__Task objective__.
Pull out every line below that holds the word "мира".

__Data to use__.
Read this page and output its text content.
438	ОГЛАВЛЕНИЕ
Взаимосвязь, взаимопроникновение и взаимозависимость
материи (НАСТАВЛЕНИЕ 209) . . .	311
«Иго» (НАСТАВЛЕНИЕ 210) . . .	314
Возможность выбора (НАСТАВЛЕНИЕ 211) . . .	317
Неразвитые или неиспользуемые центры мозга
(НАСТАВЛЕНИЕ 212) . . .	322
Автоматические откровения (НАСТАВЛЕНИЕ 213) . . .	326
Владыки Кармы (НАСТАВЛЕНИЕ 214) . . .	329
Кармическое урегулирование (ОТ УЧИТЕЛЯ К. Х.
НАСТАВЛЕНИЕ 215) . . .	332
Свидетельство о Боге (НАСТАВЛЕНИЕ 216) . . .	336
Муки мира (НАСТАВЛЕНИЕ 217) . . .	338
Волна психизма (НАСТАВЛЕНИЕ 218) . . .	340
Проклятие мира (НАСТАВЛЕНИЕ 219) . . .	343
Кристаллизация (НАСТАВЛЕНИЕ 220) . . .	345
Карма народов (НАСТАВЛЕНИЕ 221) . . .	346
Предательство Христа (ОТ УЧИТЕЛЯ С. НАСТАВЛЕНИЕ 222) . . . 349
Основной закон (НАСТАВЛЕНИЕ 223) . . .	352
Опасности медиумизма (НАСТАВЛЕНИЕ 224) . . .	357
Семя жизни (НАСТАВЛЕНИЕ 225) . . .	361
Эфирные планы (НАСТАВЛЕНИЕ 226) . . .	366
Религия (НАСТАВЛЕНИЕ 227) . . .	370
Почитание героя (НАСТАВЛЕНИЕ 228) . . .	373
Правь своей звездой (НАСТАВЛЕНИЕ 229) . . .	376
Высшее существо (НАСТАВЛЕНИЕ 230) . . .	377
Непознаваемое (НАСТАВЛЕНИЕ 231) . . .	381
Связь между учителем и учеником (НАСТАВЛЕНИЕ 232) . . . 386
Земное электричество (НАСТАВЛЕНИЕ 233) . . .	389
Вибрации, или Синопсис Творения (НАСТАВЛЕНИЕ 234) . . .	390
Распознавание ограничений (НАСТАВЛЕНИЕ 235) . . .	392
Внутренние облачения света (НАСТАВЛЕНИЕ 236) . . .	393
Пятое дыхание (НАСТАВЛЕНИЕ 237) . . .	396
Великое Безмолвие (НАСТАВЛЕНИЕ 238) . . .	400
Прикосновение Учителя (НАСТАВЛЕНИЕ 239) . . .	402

__Expected answer__.
Муки мира (НАСТАВЛЕНИЕ 217) . . .	338
Проклятие мира (НАСТАВЛЕНИЕ 219) . . .	343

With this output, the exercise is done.